**DIRECTIONS FOR THIS TASK**
Transcribe each line of the records below exactly, excluding any embedded images.

**DATA SUPPLIED**
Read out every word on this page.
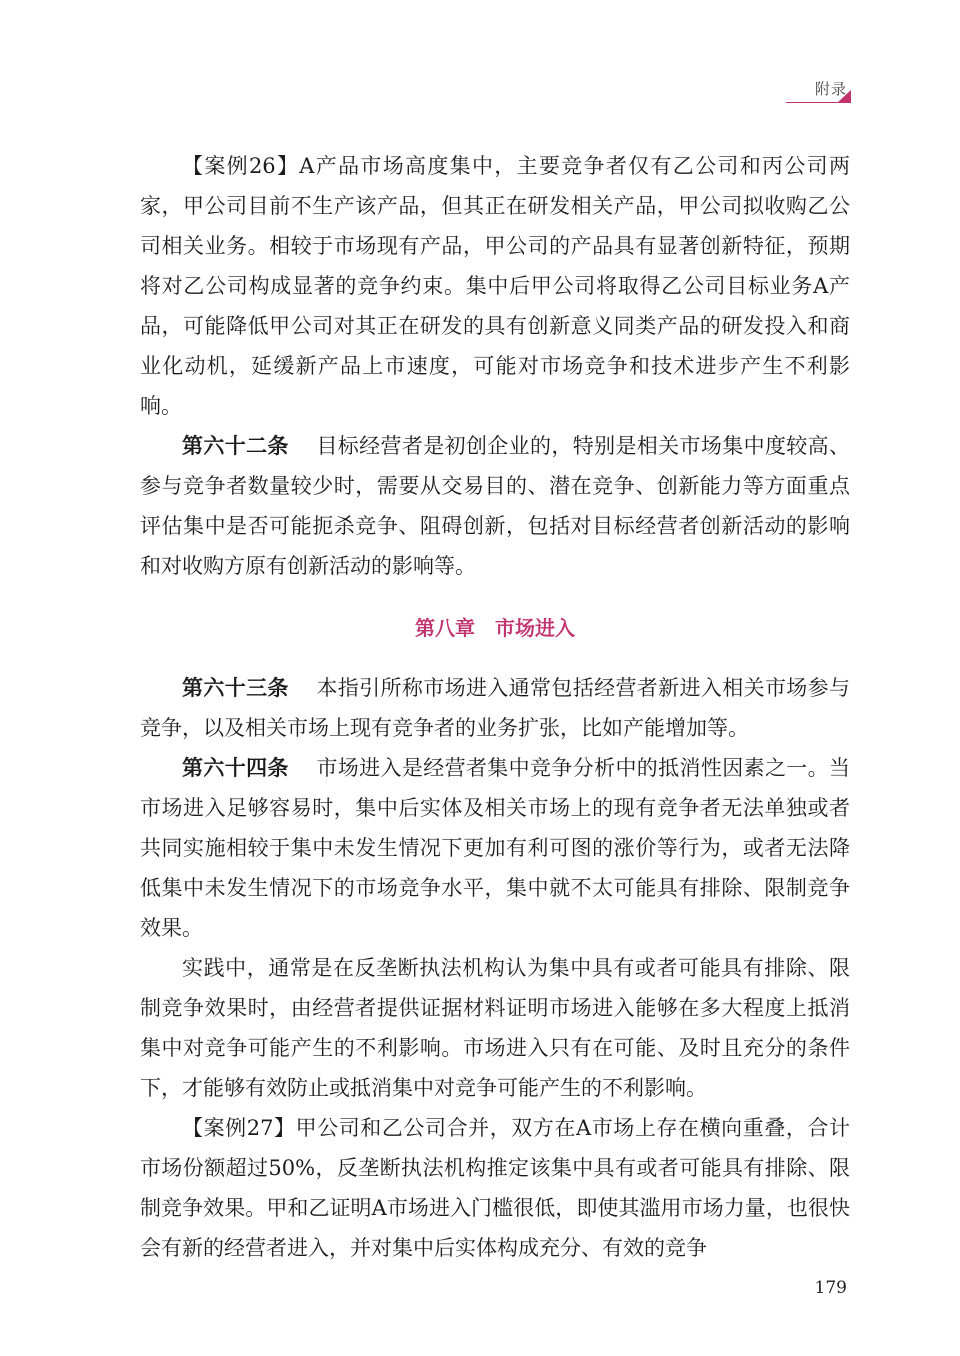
附录

【案例26】A产品市场高度集中，主要竞争者仅有乙公司和丙公司两家，甲公司目前不生产该产品，但其正在研发相关产品，甲公司拟收购乙公司相关业务。相较于市场现有产品，甲公司的产品具有显著创新特征，预期将对乙公司构成显著的竞争约束。集中后甲公司将取得乙公司目标业务A产品，可能降低甲公司对其正在研发的具有创新意义同类产品的研发投入和商业化动机，延缓新产品上市速度，可能对市场竞争和技术进步产生不利影响。

第六十二条 目标经营者是初创企业的，特别是相关市场集中度较高、参与竞争者数量较少时，需要从交易目的、潜在竞争、创新能力等方面重点评估集中是否可能扼杀竞争、阻碍创新，包括对目标经营者创新活动的影响和对收购方原有创新活动的影响等。

第八章　市场进入

第六十三条 本指引所称市场进入通常包括经营者新进入相关市场参与竞争，以及相关市场上现有竞争者的业务扩张，比如产能增加等。

第六十四条 市场进入是经营者集中竞争分析中的抵消性因素之一。当市场进入足够容易时，集中后实体及相关市场上的现有竞争者无法单独或者共同实施相较于集中未发生情况下更加有利可图的涨价等行为，或者无法降低集中未发生情况下的市场竞争水平，集中就不太可能具有排除、限制竞争效果。

实践中，通常是在反垄断执法机构认为集中具有或者可能具有排除、限制竞争效果时，由经营者提供证据材料证明市场进入能够在多大程度上抵消集中对竞争可能产生的不利影响。市场进入只有在可能、及时且充分的条件下，才能够有效防止或抵消集中对竞争可能产生的不利影响。

【案例27】甲公司和乙公司合并，双方在A市场上存在横向重叠，合计市场份额超过50%，反垄断执法机构推定该集中具有或者可能具有排除、限制竞争效果。甲和乙证明A市场进入门槛很低，即使其滥用市场力量，也很快会有新的经营者进入，并对集中后实体构成充分、有效的竞争

179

**FULL SOLUTION**
Read out every word on this page.
附录

【案例26】A产品市场高度集中，主要竞争者仅有乙公司和丙公司两家，甲公司目前不生产该产品，但其正在研发相关产品，甲公司拟收购乙公司相关业务。相较于市场现有产品，甲公司的产品具有显著创新特征，预期将对乙公司构成显著的竞争约束。集中后甲公司将取得乙公司目标业务A产品，可能降低甲公司对其正在研发的具有创新意义同类产品的研发投入和商业化动机，延缓新产品上市速度，可能对市场竞争和技术进步产生不利影响。

第六十二条 目标经营者是初创企业的，特别是相关市场集中度较高、参与竞争者数量较少时，需要从交易目的、潜在竞争、创新能力等方面重点评估集中是否可能扼杀竞争、阻碍创新，包括对目标经营者创新活动的影响和对收购方原有创新活动的影响等。

第八章　市场进入

第六十三条 本指引所称市场进入通常包括经营者新进入相关市场参与竞争，以及相关市场上现有竞争者的业务扩张，比如产能增加等。

第六十四条 市场进入是经营者集中竞争分析中的抵消性因素之一。当市场进入足够容易时，集中后实体及相关市场上的现有竞争者无法单独或者共同实施相较于集中未发生情况下更加有利可图的涨价等行为，或者无法降低集中未发生情况下的市场竞争水平，集中就不太可能具有排除、限制竞争效果。

实践中，通常是在反垄断执法机构认为集中具有或者可能具有排除、限制竞争效果时，由经营者提供证据材料证明市场进入能够在多大程度上抵消集中对竞争可能产生的不利影响。市场进入只有在可能、及时且充分的条件下，才能够有效防止或抵消集中对竞争可能产生的不利影响。

【案例27】甲公司和乙公司合并，双方在A市场上存在横向重叠，合计市场份额超过50%，反垄断执法机构推定该集中具有或者可能具有排除、限制竞争效果。甲和乙证明A市场进入门槛很低，即使其滥用市场力量，也很快会有新的经营者进入，并对集中后实体构成充分、有效的竞争

179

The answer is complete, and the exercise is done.